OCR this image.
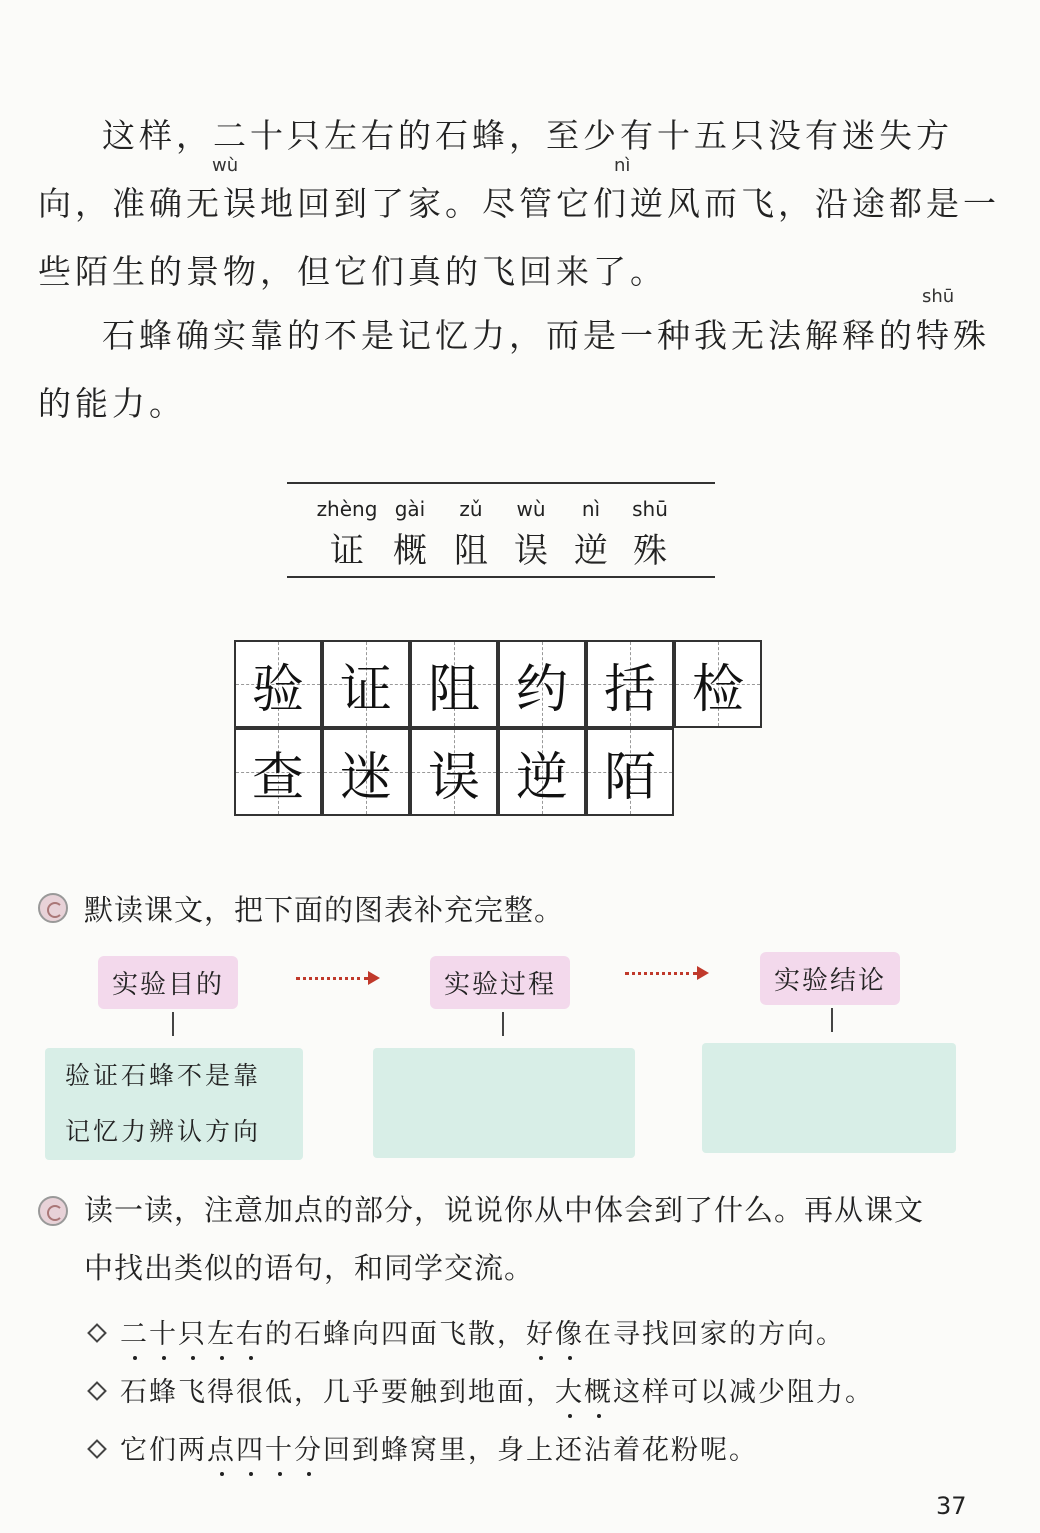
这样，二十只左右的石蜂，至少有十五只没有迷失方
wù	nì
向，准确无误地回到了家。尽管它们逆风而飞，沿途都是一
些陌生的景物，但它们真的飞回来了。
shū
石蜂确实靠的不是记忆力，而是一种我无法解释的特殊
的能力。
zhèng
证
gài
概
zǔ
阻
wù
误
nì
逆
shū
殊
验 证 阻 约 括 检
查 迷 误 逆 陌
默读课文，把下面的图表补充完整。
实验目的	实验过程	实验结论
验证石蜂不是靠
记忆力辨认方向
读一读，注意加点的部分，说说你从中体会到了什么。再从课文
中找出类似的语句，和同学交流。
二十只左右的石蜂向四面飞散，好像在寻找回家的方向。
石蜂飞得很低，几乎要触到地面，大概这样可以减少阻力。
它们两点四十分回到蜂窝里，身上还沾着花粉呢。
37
--
Copy out all the data exactly; skip the pictures.

## Output of the task
OCR this image.
这样，二十只左右的石蜂，至少有十五只没有迷失方
wù	nì
向，准确无误地回到了家。尽管它们逆风而飞，沿途都是一
些陌生的景物，但它们真的飞回来了。
shū
石蜂确实靠的不是记忆力，而是一种我无法解释的特殊
的能力。
zhèng
证
gài
概
zǔ
阻
wù
误
nì
逆
shū
殊
验 证 阻 约 括 检
查 迷 误 逆 陌
默读课文，把下面的图表补充完整。
实验目的	实验过程	实验结论
验证石蜂不是靠
记忆力辨认方向
读一读，注意加点的部分，说说你从中体会到了什么。再从课文
中找出类似的语句，和同学交流。
二十只左右的石蜂向四面飞散，好像在寻找回家的方向。
石蜂飞得很低，几乎要触到地面，大概这样可以减少阻力。
它们两点四十分回到蜂窝里，身上还沾着花粉呢。
37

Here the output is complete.